======== Information shown
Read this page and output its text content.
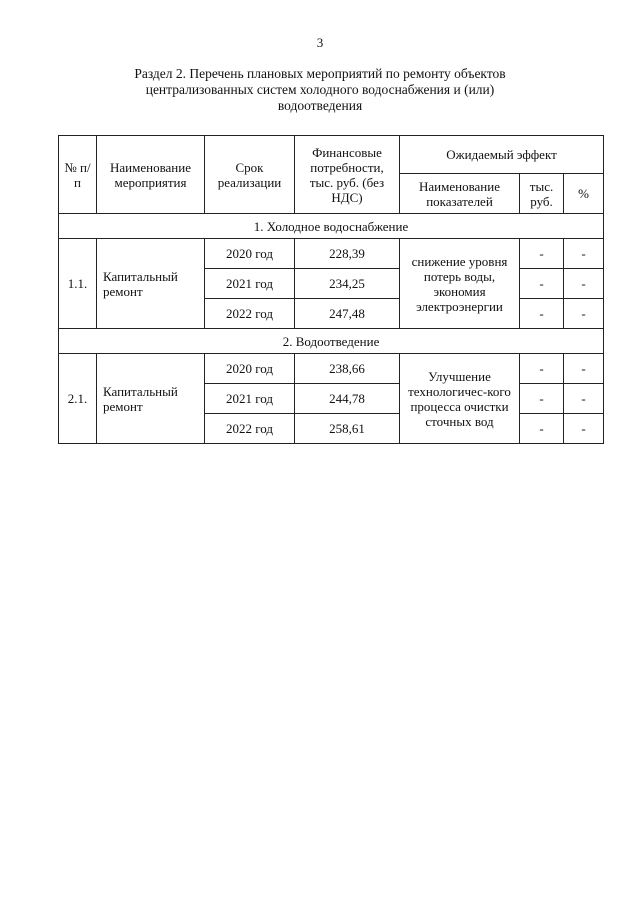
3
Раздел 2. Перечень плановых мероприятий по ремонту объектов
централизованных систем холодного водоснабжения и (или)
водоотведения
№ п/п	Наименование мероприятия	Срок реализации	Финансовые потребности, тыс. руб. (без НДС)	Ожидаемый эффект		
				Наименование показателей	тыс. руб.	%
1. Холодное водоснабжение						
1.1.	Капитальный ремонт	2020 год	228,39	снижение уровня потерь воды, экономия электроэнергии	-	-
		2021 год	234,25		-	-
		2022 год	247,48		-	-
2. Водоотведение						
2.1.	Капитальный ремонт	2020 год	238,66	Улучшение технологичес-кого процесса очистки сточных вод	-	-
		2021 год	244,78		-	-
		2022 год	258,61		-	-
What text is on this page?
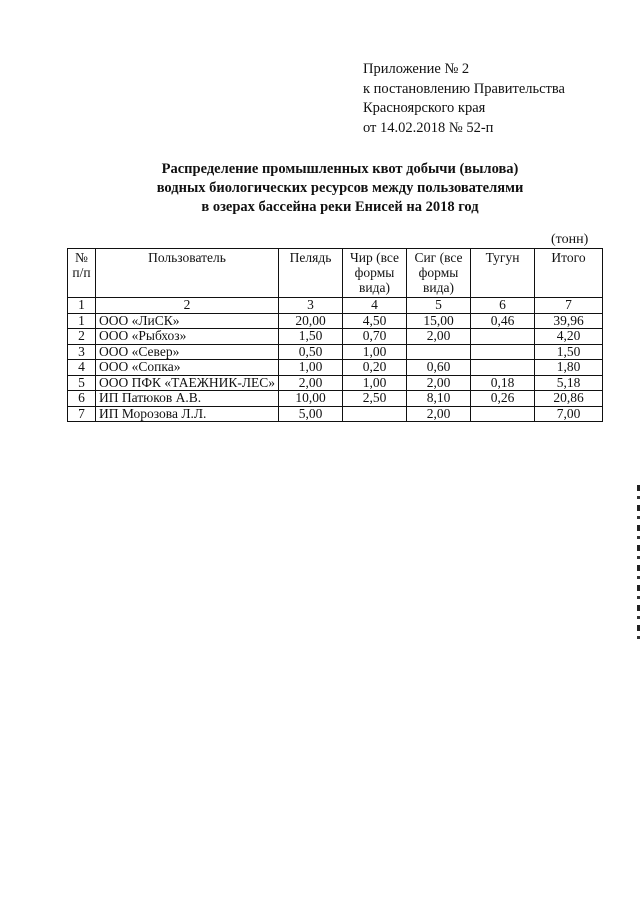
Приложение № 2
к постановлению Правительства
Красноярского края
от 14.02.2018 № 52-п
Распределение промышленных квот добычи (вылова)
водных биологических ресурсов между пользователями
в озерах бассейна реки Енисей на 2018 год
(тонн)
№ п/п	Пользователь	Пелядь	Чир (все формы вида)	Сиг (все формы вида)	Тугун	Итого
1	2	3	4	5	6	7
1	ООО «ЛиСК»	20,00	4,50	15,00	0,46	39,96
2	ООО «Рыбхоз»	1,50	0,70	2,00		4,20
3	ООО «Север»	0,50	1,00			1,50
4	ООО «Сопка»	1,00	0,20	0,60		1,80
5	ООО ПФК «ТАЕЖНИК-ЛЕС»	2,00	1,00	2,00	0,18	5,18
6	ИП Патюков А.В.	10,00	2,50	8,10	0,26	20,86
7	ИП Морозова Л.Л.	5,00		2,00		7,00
================
Task brief: Determine how many lines contain the word "Наименование" and reply with that number alone.

Exercise solution: 2